▸ **Goal**
Write out the lines below as a numbered list, leaving out blank lines and the pictures.

▸ **Record set**
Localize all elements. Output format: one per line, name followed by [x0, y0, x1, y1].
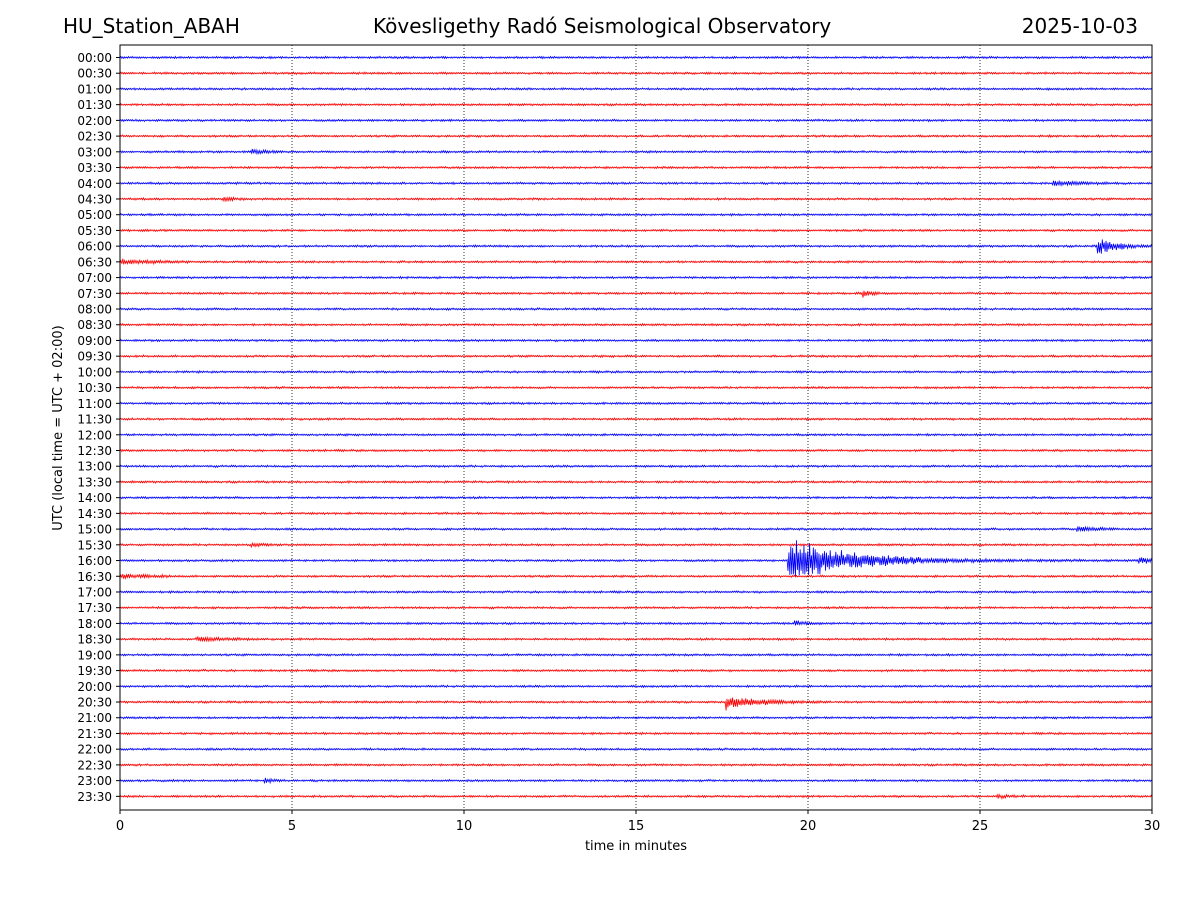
trace-0100: [119, 86, 1153, 92]
y-tick-label: 19:30: [77, 664, 112, 678]
x-tick-label: 5: [288, 819, 296, 834]
trace-1100: [119, 401, 1153, 406]
trace-2330: [119, 793, 1153, 800]
trace-2130: [119, 731, 1153, 736]
trace-1500: [119, 525, 1153, 533]
observatory-title: Kövesligethy Radó Seismological Observat…: [373, 14, 832, 38]
y-tick-label: 19:00: [77, 648, 112, 662]
y-tick-label: 23:30: [77, 790, 112, 804]
y-tick-label: 05:00: [77, 208, 112, 222]
trace-0730: [119, 290, 1153, 298]
trace-1830: [119, 635, 1153, 643]
trace-0900: [119, 338, 1153, 343]
y-tick-label: 12:30: [77, 444, 112, 458]
y-tick-label: 10:00: [77, 365, 112, 379]
y-tick-label: 04:00: [77, 177, 112, 191]
trace-2000: [119, 684, 1153, 689]
y-tick-label: 13:30: [77, 475, 112, 489]
y-tick-label: 14:30: [77, 507, 112, 521]
x-tick-label: 10: [456, 819, 473, 834]
trace-1130: [119, 417, 1153, 422]
y-tick-label: 11:00: [77, 397, 112, 411]
y-tick-label: 06:00: [77, 240, 112, 254]
y-tick-label: 03:30: [77, 161, 112, 175]
y-tick-label: 22:00: [77, 743, 112, 757]
y-axis-label: UTC (local time = UTC + 02:00): [51, 325, 66, 530]
y-tick-label: 04:30: [77, 192, 112, 206]
y-tick-label: 01:30: [77, 98, 112, 112]
header-bar: HU_Station_ABAH Kövesligethy Radó Seismo…: [0, 14, 1200, 44]
trace-0930: [119, 354, 1153, 359]
y-tick-label: 05:30: [77, 224, 112, 238]
x-tick-label: 30: [1144, 819, 1161, 834]
x-axis: 0 5 10 15 20 25 30: [116, 810, 1160, 834]
trace-1730: [119, 605, 1153, 610]
y-tick-label: 15:30: [77, 538, 112, 552]
y-tick-label: 18:00: [77, 617, 112, 631]
trace-0500: [119, 212, 1153, 217]
y-tick-label: 16:00: [77, 554, 112, 568]
y-tick-label: 09:00: [77, 334, 112, 348]
y-tick-label: 13:00: [77, 460, 112, 474]
x-tick-label: 15: [628, 819, 645, 834]
trace-1930: [119, 668, 1153, 673]
trace-0700: [119, 275, 1153, 280]
y-tick-label: 14:00: [77, 491, 112, 505]
record-date: 2025-10-03: [1021, 14, 1138, 38]
trace-0300: [119, 148, 1153, 156]
y-tick-label: 11:30: [77, 413, 112, 427]
y-tick-label: 21:00: [77, 711, 112, 725]
y-tick-label: 12:00: [77, 428, 112, 442]
x-tick-label: 20: [800, 819, 817, 834]
y-tick-label: 00:30: [77, 67, 112, 81]
y-tick-label: 02:30: [77, 130, 112, 144]
x-tick-label: 25: [972, 819, 989, 834]
y-tick-label: 01:00: [77, 82, 112, 96]
y-tick-label: 06:30: [77, 255, 112, 269]
trace-1330: [119, 479, 1153, 485]
trace-1530: [119, 541, 1153, 549]
y-tick-label: 00:00: [77, 51, 112, 65]
y-tick-label: 03:00: [77, 145, 112, 159]
x-tick-label: 0: [116, 819, 124, 834]
x-axis-label: time in minutes: [585, 839, 687, 854]
y-tick-label: 16:30: [77, 570, 112, 584]
y-tick-label: 17:30: [77, 601, 112, 615]
y-tick-label: 08:30: [77, 318, 112, 332]
y-tick-label: 15:00: [77, 523, 112, 537]
y-tick-label: 22:30: [77, 758, 112, 772]
y-tick-label: 08:00: [77, 303, 112, 317]
grid-group: [291, 45, 981, 810]
y-tick-label: 21:30: [77, 727, 112, 741]
y-tick-label: 23:00: [77, 774, 112, 788]
y-tick-label: 10:30: [77, 381, 112, 395]
y-tick-label: 17:00: [77, 585, 112, 599]
trace-0030: [119, 71, 1153, 76]
y-tick-label: 20:00: [77, 680, 112, 694]
station-name: HU_Station_ABAH: [63, 14, 240, 38]
y-tick-label: 02:00: [77, 114, 112, 128]
y-tick-label: 18:30: [77, 633, 112, 647]
y-tick-label: 07:30: [77, 287, 112, 301]
y-tick-label: 20:30: [77, 696, 112, 710]
y-tick-label: 07:00: [77, 271, 112, 285]
y-tick-label: 09:30: [77, 350, 112, 364]
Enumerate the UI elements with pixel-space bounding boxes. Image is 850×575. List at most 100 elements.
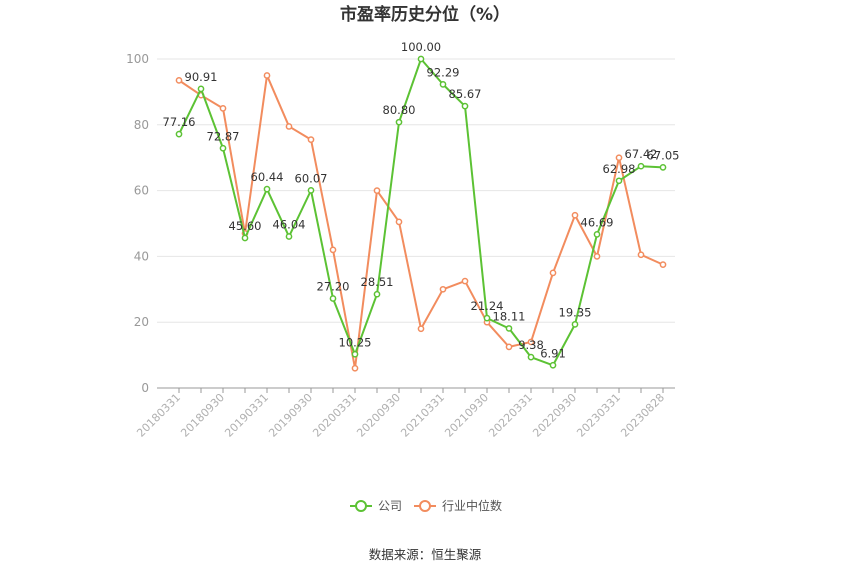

▸ **Result for this task**
1. Localize all elements. Output format: one per line, name followed by [x0, y0, x1, y1].
2. trace-0100: [119, 86, 1153, 92]
3. y-tick-label: 19:30: [77, 664, 112, 678]
4. x-tick-label: 5: [288, 819, 296, 834]
5. trace-1100: [119, 401, 1153, 406]
6. trace-2330: [119, 793, 1153, 800]
7. trace-2130: [119, 731, 1153, 736]
8. trace-1500: [119, 525, 1153, 533]
9. observatory-title: Kövesligethy Radó Seismological Observat…: [373, 14, 832, 38]
10. y-tick-label: 19:00: [77, 648, 112, 662]
11. y-tick-label: 23:30: [77, 790, 112, 804]
12. y-tick-label: 05:00: [77, 208, 112, 222]
13. trace-0730: [119, 290, 1153, 298]
14. trace-1830: [119, 635, 1153, 643]
15. trace-0900: [119, 338, 1153, 343]
16. y-tick-label: 12:30: [77, 444, 112, 458]
17. y-tick-label: 10:00: [77, 365, 112, 379]
18. y-tick-label: 04:00: [77, 177, 112, 191]
19. trace-2000: [119, 684, 1153, 689]
20. y-tick-label: 13:30: [77, 475, 112, 489]
21. y-tick-label: 14:30: [77, 507, 112, 521]
22. x-tick-label: 10: [456, 819, 473, 834]
23. trace-1130: [119, 417, 1153, 422]
24. y-tick-label: 11:00: [77, 397, 112, 411]
25. y-tick-label: 06:00: [77, 240, 112, 254]
26. y-tick-label: 03:30: [77, 161, 112, 175]
27. y-tick-label: 22:00: [77, 743, 112, 757]
28. y-axis-label: UTC (local time = UTC + 02:00): [51, 325, 66, 530]
29. y-tick-label: 04:30: [77, 192, 112, 206]
30. y-tick-label: 01:30: [77, 98, 112, 112]
31. header-bar: HU_Station_ABAH Kövesligethy Radó Seismo…: [0, 14, 1200, 44]
32. trace-0930: [119, 354, 1153, 359]
33. y-tick-label: 05:30: [77, 224, 112, 238]
34. x-tick-label: 30: [1144, 819, 1161, 834]
35. x-axis: 0 5 10 15 20 25 30: [116, 810, 1160, 834]
36. trace-1730: [119, 605, 1153, 610]
37. y-tick-label: 15:30: [77, 538, 112, 552]
38. y-tick-label: 18:00: [77, 617, 112, 631]
39. trace-0500: [119, 212, 1153, 217]
40. y-tick-label: 16:00: [77, 554, 112, 568]
41. y-tick-label: 09:00: [77, 334, 112, 348]
42. y-tick-label: 13:00: [77, 460, 112, 474]
43. x-tick-label: 15: [628, 819, 645, 834]
44. trace-1930: [119, 668, 1153, 673]
45. trace-0700: [119, 275, 1153, 280]
46. y-tick-label: 14:00: [77, 491, 112, 505]
47. record-date: 2025-10-03: [1021, 14, 1138, 38]
48. trace-0300: [119, 148, 1153, 156]
49. y-tick-label: 11:30: [77, 413, 112, 427]
50. y-tick-label: 21:00: [77, 711, 112, 725]
51. y-tick-label: 12:00: [77, 428, 112, 442]
52. x-tick-label: 20: [800, 819, 817, 834]
53. y-tick-label: 00:30: [77, 67, 112, 81]
54. y-tick-label: 02:30: [77, 130, 112, 144]
55. x-tick-label: 25: [972, 819, 989, 834]
56. y-tick-label: 01:00: [77, 82, 112, 96]
57. y-tick-label: 06:30: [77, 255, 112, 269]
58. trace-1330: [119, 479, 1153, 485]
59. trace-1530: [119, 541, 1153, 549]
60. y-tick-label: 00:00: [77, 51, 112, 65]
61. y-tick-label: 03:00: [77, 145, 112, 159]
62. x-tick-label: 0: [116, 819, 124, 834]
63. x-axis-label: time in minutes: [585, 839, 687, 854]
64. y-tick-label: 16:30: [77, 570, 112, 584]
65. y-tick-label: 17:30: [77, 601, 112, 615]
66. y-tick-label: 08:30: [77, 318, 112, 332]
67. y-tick-label: 15:00: [77, 523, 112, 537]
68. y-tick-label: 22:30: [77, 758, 112, 772]
69. y-tick-label: 08:00: [77, 303, 112, 317]
70. grid-group: [291, 45, 981, 810]
71. y-tick-label: 21:30: [77, 727, 112, 741]
72. y-tick-label: 23:00: [77, 774, 112, 788]
73. y-tick-label: 10:30: [77, 381, 112, 395]
74. y-tick-label: 17:00: [77, 585, 112, 599]
75. trace-0030: [119, 71, 1153, 76]
76. y-tick-label: 20:00: [77, 680, 112, 694]
77. station-name: HU_Station_ABAH: [63, 14, 240, 38]
78. y-tick-label: 02:00: [77, 114, 112, 128]
79. y-tick-label: 18:30: [77, 633, 112, 647]
80. y-tick-label: 07:30: [77, 287, 112, 301]
81. y-tick-label: 20:30: [77, 696, 112, 710]
82. y-tick-label: 07:00: [77, 271, 112, 285]
83. y-tick-label: 09:30: [77, 350, 112, 364]
84. Enumerate the UI elements with pixel-space bounding boxes. Image is 850×575. List at most 100 elements.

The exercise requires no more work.